* BRIEF *
Tell how many lines carry the word "change"; the reply is the number and nothing else.

* DATA PROVIDED *
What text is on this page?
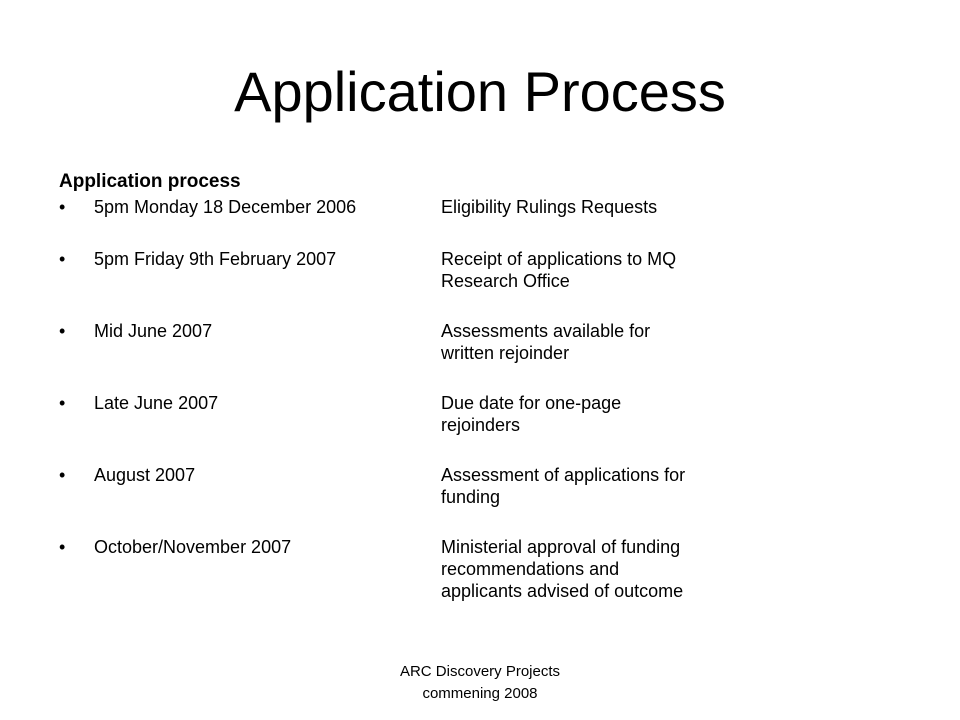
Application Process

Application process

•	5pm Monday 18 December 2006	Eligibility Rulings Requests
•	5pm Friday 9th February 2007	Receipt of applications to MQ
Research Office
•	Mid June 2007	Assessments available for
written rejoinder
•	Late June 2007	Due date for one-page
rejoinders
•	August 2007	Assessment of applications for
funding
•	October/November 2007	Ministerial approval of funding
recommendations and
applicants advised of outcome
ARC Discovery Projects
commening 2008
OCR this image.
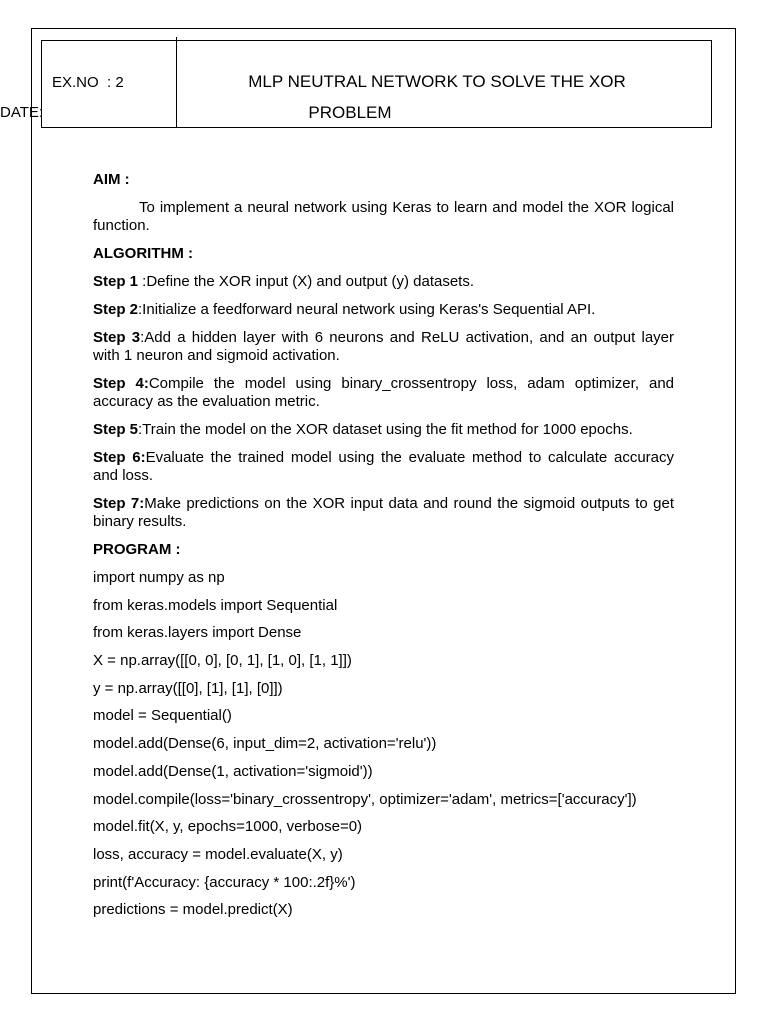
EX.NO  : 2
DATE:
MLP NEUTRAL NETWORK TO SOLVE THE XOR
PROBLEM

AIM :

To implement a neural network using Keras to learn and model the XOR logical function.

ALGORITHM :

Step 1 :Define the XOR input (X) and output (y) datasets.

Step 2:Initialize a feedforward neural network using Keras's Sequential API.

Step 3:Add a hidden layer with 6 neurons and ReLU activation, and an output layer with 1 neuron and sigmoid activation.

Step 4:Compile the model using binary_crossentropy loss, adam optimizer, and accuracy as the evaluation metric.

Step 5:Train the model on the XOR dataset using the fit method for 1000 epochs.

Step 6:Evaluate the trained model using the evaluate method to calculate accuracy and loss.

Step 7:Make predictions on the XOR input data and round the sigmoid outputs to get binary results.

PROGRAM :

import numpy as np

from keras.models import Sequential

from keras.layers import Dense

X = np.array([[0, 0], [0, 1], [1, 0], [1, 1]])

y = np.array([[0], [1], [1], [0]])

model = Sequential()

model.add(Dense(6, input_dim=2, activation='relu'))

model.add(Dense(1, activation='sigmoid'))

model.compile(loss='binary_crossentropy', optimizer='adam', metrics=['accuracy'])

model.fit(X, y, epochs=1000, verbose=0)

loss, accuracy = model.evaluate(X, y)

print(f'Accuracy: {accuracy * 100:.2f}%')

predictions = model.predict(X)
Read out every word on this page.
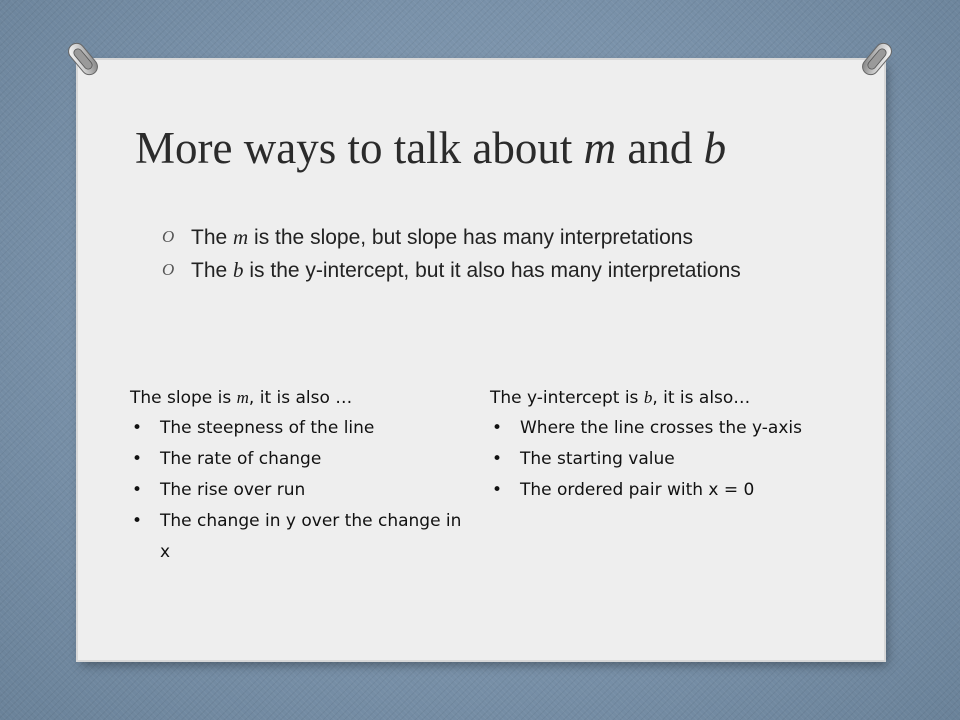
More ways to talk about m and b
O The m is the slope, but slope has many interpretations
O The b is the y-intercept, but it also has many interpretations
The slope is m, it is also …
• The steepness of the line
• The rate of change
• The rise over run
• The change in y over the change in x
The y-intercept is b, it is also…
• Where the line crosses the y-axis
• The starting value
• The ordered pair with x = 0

* SOLUTION *
2